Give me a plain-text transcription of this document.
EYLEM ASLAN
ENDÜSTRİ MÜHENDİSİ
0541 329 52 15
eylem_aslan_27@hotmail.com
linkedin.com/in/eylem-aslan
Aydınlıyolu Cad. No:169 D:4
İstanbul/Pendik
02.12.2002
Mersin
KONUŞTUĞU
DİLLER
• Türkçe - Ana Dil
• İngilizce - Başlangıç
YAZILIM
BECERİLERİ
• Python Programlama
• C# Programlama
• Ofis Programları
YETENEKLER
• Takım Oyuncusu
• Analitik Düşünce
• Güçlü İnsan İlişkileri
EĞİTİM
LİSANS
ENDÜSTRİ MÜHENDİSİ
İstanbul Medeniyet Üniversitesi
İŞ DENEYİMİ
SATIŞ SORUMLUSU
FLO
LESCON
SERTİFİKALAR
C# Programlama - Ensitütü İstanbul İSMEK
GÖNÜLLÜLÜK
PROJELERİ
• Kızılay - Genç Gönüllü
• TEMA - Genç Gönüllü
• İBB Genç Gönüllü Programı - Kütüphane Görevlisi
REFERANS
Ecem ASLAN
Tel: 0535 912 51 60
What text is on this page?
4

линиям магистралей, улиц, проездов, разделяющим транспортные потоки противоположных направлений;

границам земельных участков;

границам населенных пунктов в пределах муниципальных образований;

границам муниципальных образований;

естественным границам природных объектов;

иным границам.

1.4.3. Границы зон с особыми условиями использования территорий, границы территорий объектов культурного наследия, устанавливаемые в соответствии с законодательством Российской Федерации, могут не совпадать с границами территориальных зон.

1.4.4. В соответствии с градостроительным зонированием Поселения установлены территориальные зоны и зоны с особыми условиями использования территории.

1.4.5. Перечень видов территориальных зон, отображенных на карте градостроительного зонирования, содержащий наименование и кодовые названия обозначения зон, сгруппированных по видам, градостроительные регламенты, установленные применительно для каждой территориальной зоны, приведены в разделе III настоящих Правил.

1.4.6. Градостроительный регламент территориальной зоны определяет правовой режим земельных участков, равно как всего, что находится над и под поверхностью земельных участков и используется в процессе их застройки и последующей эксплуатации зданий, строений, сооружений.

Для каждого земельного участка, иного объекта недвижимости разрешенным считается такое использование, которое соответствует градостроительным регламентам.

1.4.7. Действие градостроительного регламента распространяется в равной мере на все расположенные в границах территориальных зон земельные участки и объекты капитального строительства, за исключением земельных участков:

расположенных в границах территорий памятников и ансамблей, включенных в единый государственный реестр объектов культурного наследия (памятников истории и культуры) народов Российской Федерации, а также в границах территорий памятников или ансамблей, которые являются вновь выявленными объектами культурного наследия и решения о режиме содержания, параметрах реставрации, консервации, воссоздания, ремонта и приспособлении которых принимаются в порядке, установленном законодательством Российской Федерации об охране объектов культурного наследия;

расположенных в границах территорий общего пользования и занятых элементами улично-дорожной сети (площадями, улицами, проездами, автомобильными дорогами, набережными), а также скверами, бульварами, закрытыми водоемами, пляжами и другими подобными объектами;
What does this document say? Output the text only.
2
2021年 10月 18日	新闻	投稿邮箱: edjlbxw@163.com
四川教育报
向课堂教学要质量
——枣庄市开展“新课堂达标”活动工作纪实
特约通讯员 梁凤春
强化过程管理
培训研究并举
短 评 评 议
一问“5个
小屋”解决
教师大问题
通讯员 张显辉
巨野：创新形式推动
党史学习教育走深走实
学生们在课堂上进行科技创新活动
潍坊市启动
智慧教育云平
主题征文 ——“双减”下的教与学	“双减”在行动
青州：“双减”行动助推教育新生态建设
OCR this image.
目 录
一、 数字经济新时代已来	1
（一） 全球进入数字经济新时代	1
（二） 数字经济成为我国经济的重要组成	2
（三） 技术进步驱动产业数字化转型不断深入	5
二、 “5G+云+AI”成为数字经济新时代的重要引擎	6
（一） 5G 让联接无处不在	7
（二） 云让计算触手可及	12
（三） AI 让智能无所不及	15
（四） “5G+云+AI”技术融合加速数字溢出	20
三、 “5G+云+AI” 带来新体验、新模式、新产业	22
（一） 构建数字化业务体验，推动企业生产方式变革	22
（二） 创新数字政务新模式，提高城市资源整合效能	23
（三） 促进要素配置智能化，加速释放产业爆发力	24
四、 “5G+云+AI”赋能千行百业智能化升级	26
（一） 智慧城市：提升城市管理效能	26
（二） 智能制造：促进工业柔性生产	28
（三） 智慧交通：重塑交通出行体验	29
^^^^^^^^
Every line of the material must be returned exactly as it appears.

▶ [Task solution]:
Give me a plain-text transcription of this document.
EYLEM ASLAN
ENDÜSTRİ MÜHENDİSİ
0541 329 52 15
eylem_aslan_27@hotmail.com
linkedin.com/in/eylem-aslan
Aydınlıyolu Cad. No:169 D:4
İstanbul/Pendik
02.12.2002
Mersin
KONUŞTUĞU
DİLLER
• Türkçe - Ana Dil
• İngilizce - Başlangıç
YAZILIM
BECERİLERİ
• Python Programlama
• C# Programlama
• Ofis Programları
YETENEKLER
• Takım Oyuncusu
• Analitik Düşünce
• Güçlü İnsan İlişkileri
EĞİTİM
LİSANS
ENDÜSTRİ MÜHENDİSİ
İstanbul Medeniyet Üniversitesi
İŞ DENEYİMİ
SATIŞ SORUMLUSU
FLO
LESCON
SERTİFİKALAR
C# Programlama - Ensitütü İstanbul İSMEK
GÖNÜLLÜLÜK
PROJELERİ
• Kızılay - Genç Gönüllü
• TEMA - Genç Gönüllü
• İBB Genç Gönüllü Programı - Kütüphane Görevlisi
REFERANS
Ecem ASLAN
Tel: 0535 912 51 60
What text is on this page?
4

линиям магистралей, улиц, проездов, разделяющим транспортные потоки противоположных направлений;

границам земельных участков;

границам населенных пунктов в пределах муниципальных образований;

границам муниципальных образований;

естественным границам природных объектов;

иным границам.

1.4.3. Границы зон с особыми условиями использования территорий, границы территорий объектов культурного наследия, устанавливаемые в соответствии с законодательством Российской Федерации, могут не совпадать с границами территориальных зон.

1.4.4. В соответствии с градостроительным зонированием Поселения установлены территориальные зоны и зоны с особыми условиями использования территории.

1.4.5. Перечень видов территориальных зон, отображенных на карте градостроительного зонирования, содержащий наименование и кодовые названия обозначения зон, сгруппированных по видам, градостроительные регламенты, установленные применительно для каждой территориальной зоны, приведены в разделе III настоящих Правил.

1.4.6. Градостроительный регламент территориальной зоны определяет правовой режим земельных участков, равно как всего, что находится над и под поверхностью земельных участков и используется в процессе их застройки и последующей эксплуатации зданий, строений, сооружений.

Для каждого земельного участка, иного объекта недвижимости разрешенным считается такое использование, которое соответствует градостроительным регламентам.

1.4.7. Действие градостроительного регламента распространяется в равной мере на все расположенные в границах территориальных зон земельные участки и объекты капитального строительства, за исключением земельных участков:

расположенных в границах территорий памятников и ансамблей, включенных в единый государственный реестр объектов культурного наследия (памятников истории и культуры) народов Российской Федерации, а также в границах территорий памятников или ансамблей, которые являются вновь выявленными объектами культурного наследия и решения о режиме содержания, параметрах реставрации, консервации, воссоздания, ремонта и приспособлении которых принимаются в порядке, установленном законодательством Российской Федерации об охране объектов культурного наследия;

расположенных в границах территорий общего пользования и занятых элементами улично-дорожной сети (площадями, улицами, проездами, автомобильными дорогами, набережными), а также скверами, бульварами, закрытыми водоемами, пляжами и другими подобными объектами;
What does this document say? Output the text only.
2
2021年 10月 18日	新闻	投稿邮箱: edjlbxw@163.com
四川教育报
向课堂教学要质量
——枣庄市开展“新课堂达标”活动工作纪实
特约通讯员 梁凤春
强化过程管理
培训研究并举
短 评 评 议
一问“5个
小屋”解决
教师大问题
通讯员 张显辉
巨野：创新形式推动
党史学习教育走深走实
学生们在课堂上进行科技创新活动
潍坊市启动
智慧教育云平
主题征文 ——“双减”下的教与学	“双减”在行动
青州：“双减”行动助推教育新生态建设
OCR this image.
目 录
一、 数字经济新时代已来	1
（一） 全球进入数字经济新时代	1
（二） 数字经济成为我国经济的重要组成	2
（三） 技术进步驱动产业数字化转型不断深入	5
二、 “5G+云+AI”成为数字经济新时代的重要引擎	6
（一） 5G 让联接无处不在	7
（二） 云让计算触手可及	12
（三） AI 让智能无所不及	15
（四） “5G+云+AI”技术融合加速数字溢出	20
三、 “5G+云+AI” 带来新体验、新模式、新产业	22
（一） 构建数字化业务体验，推动企业生产方式变革	22
（二） 创新数字政务新模式，提高城市资源整合效能	23
（三） 促进要素配置智能化，加速释放产业爆发力	24
四、 “5G+云+AI”赋能千行百业智能化升级	26
（一） 智慧城市：提升城市管理效能	26
（二） 智能制造：促进工业柔性生产	28
（三） 智慧交通：重塑交通出行体验	29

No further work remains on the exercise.